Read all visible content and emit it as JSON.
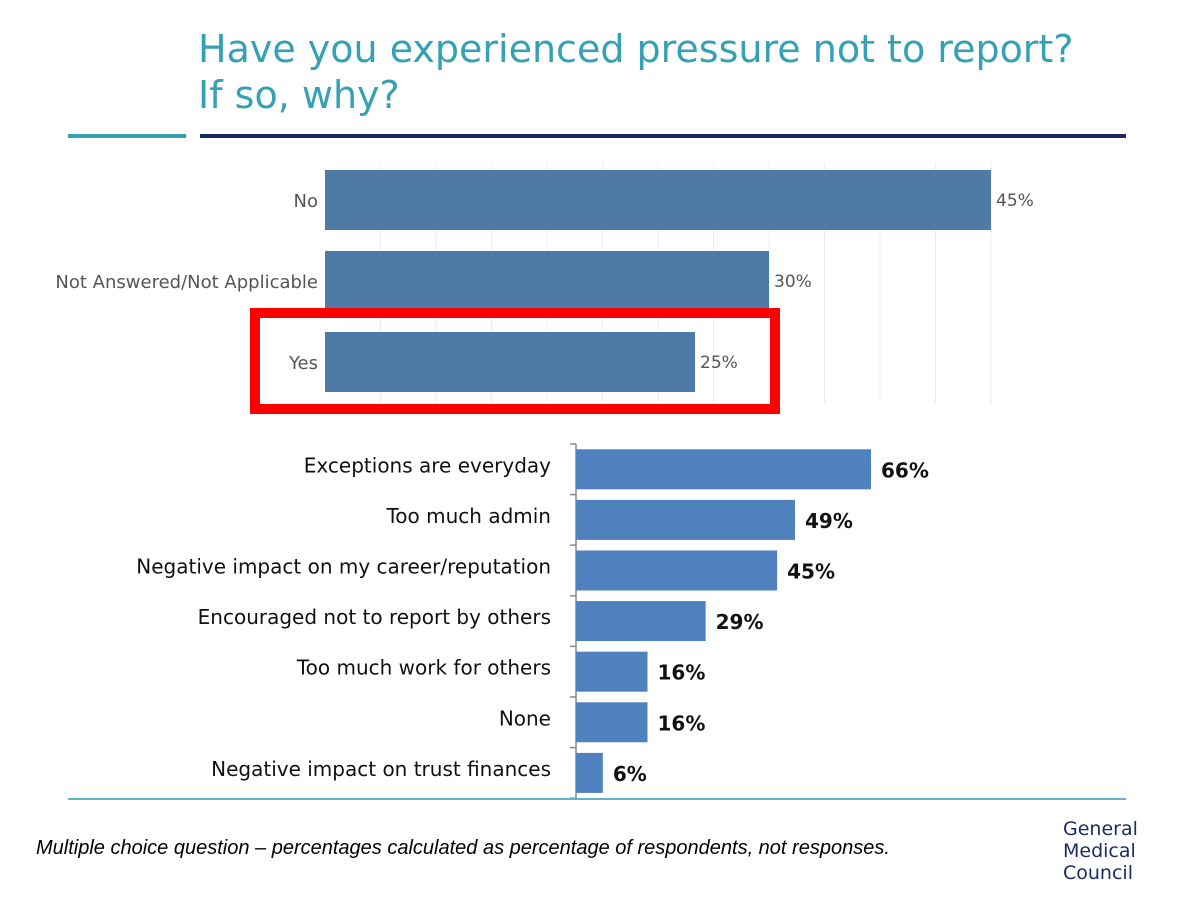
{
  "slide": {
    "title_line1": "Have you experienced pressure not to report?",
    "title_line2": "If so, why?",
    "footnote": "Multiple choice question – percentages calculated as percentage of respondents, not responses.",
    "logo_lines": [
      "General",
      "Medical",
      "Council"
    ]
  },
  "colors": {
    "title": "#36a1b5",
    "rule_accent": "#36a1b5",
    "rule_dark": "#1b2c63",
    "top_bar": "#4f79a7",
    "bottom_bar": "#4e81bd",
    "highlight_box": "#ff0000",
    "logo": "#1b2c63"
  },
  "chart_data": [
    {
      "type": "bar",
      "orientation": "horizontal",
      "categories": [
        "No",
        "Not Answered/Not Applicable",
        "Yes"
      ],
      "values": [
        45,
        30,
        25
      ],
      "labels": [
        "45%",
        "30%",
        "25%"
      ],
      "xlim": [
        0,
        45
      ],
      "grid": true,
      "highlighted_category": "Yes"
    },
    {
      "type": "bar",
      "orientation": "horizontal",
      "categories": [
        "Exceptions are everyday",
        "Too much admin",
        "Negative impact on my career/reputation",
        "Encouraged not to report by others",
        "Too much work for others",
        "None",
        "Negative impact on trust finances"
      ],
      "values": [
        66,
        49,
        45,
        29,
        16,
        16,
        6
      ],
      "labels": [
        "66%",
        "49%",
        "45%",
        "29%",
        "16%",
        "16%",
        "6%"
      ],
      "xlim": [
        0,
        66
      ],
      "grid": false
    }
  ]
}
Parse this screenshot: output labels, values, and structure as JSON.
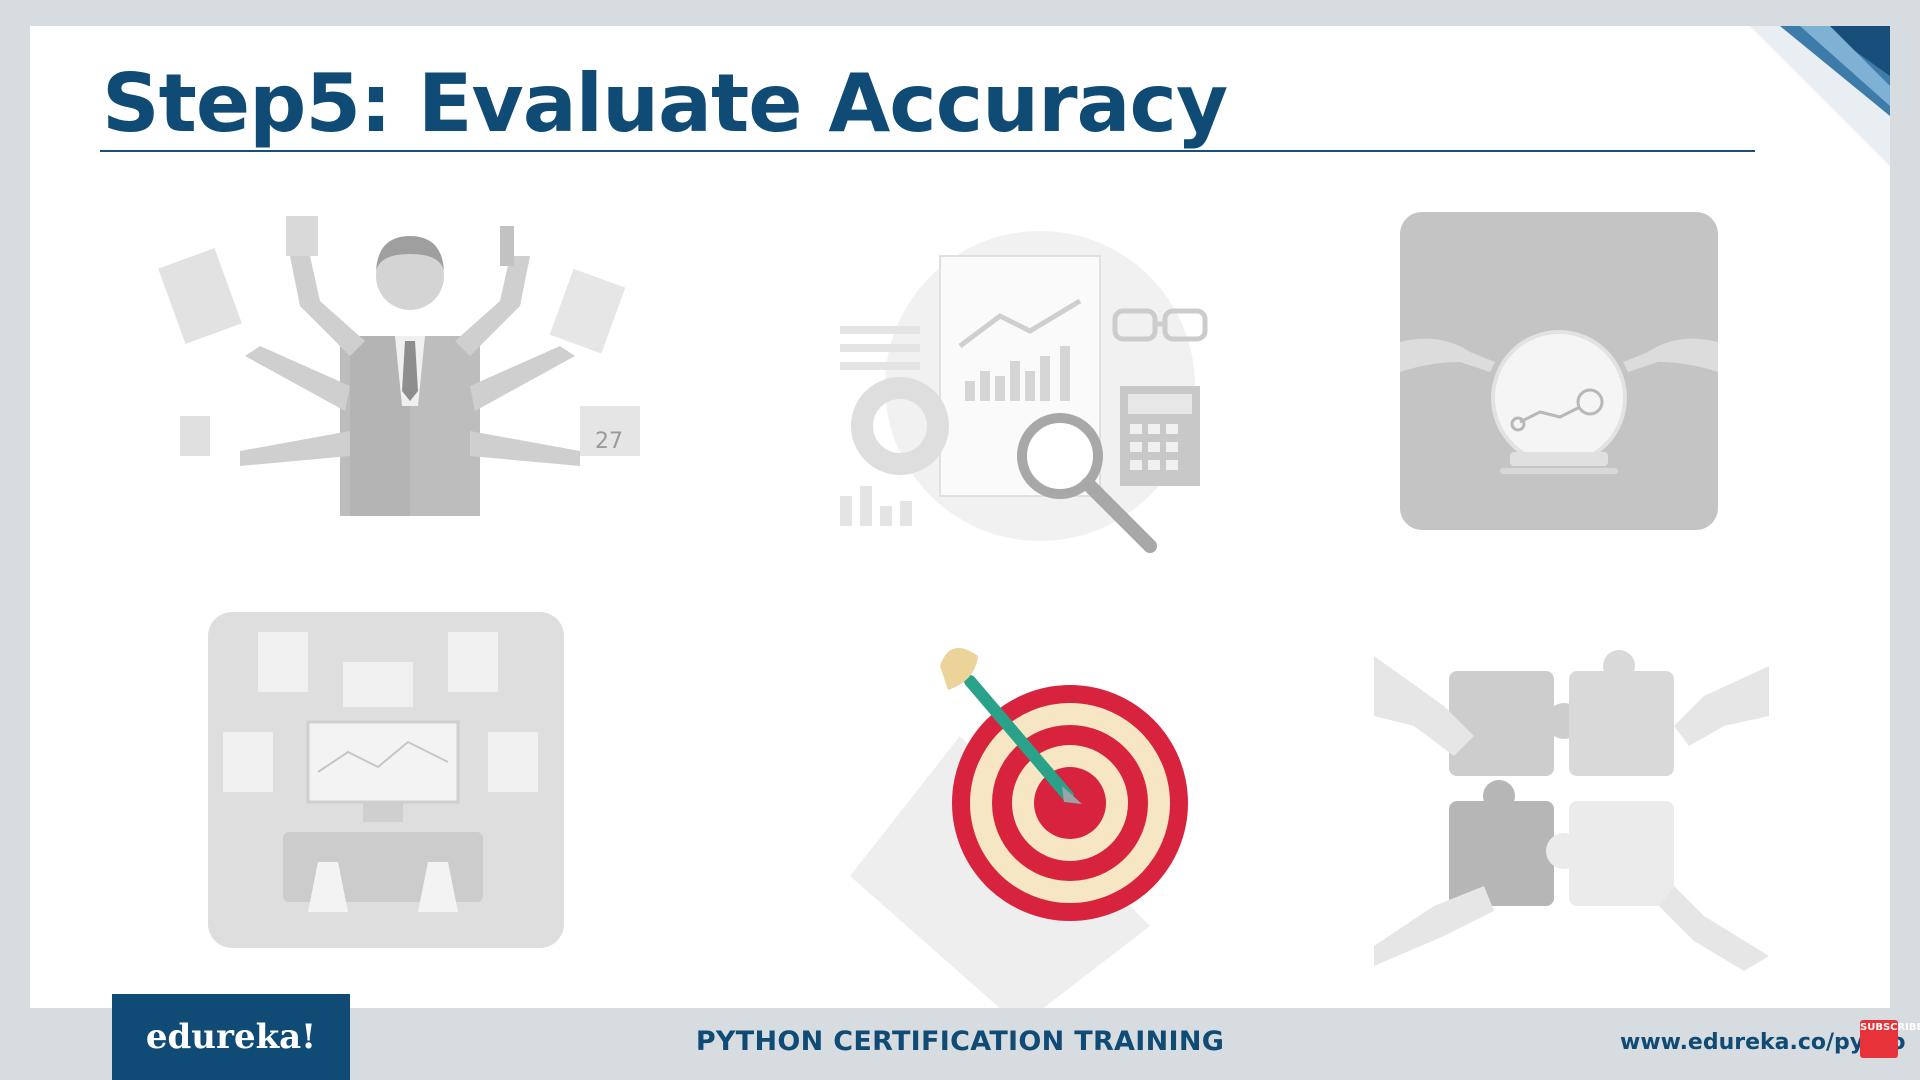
{
  "slide": {
    "title": "Step5: Evaluate Accuracy"
  },
  "illustrations": [
    {
      "name": "multitasking-businessman",
      "calendar_day": "27",
      "state": "faded"
    },
    {
      "name": "data-analysis",
      "state": "faded"
    },
    {
      "name": "crystal-ball-prediction",
      "state": "faded"
    },
    {
      "name": "computer-dashboard",
      "state": "faded"
    },
    {
      "name": "target-with-dart",
      "state": "highlighted"
    },
    {
      "name": "puzzle-hands-teamwork",
      "state": "faded"
    }
  ],
  "footer": {
    "logo": "edureka!",
    "course": "PYTHON CERTIFICATION TRAINING",
    "url": "www.edureka.co/pytho",
    "subscribe_badge": "SUBSCRIBE"
  },
  "colors": {
    "brand_navy": "#0f4b75",
    "faded_gray": "#c9c9c9",
    "target_red": "#d8233e",
    "target_cream": "#f7e6c4",
    "dart_teal": "#2aa189"
  }
}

....

AIM :: From the data above, show each line that contains "JSON".

SOLVED PROBLEM ::
Read all visible content and emit it as JSON.
Parse this screenshot: output labels, values, and structure as JSON.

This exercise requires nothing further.